**Exercise prompt**
Return each line containing the string "stiller".

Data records
● ● ● ●
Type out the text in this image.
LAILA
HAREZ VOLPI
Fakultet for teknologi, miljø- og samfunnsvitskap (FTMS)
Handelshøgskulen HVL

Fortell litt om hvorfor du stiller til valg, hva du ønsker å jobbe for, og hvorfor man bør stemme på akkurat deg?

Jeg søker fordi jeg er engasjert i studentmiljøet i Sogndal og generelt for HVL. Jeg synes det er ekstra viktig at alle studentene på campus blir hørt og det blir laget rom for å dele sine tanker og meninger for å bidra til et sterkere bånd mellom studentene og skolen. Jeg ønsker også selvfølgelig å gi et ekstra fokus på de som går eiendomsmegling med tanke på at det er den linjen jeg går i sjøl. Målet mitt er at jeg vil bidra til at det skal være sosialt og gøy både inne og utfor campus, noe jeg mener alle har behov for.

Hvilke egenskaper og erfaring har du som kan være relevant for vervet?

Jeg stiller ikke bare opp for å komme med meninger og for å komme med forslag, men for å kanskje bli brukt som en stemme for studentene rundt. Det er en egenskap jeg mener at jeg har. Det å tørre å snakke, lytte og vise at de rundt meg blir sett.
● ● ● ●
**Exercise output**
Fortell litt om hvorfor du stiller til valg, hva du ønsker å jobbe for, og hvorfor man bør stemme på akkurat deg?
Jeg stiller ikke bare opp for å komme med meninger og for å komme med forslag, men for å kanskje bli brukt som en stemme for studentene rundt. Det er en egenskap jeg mener at jeg har. Det å tørre å snakke, lytte og vise at de rundt meg blir sett.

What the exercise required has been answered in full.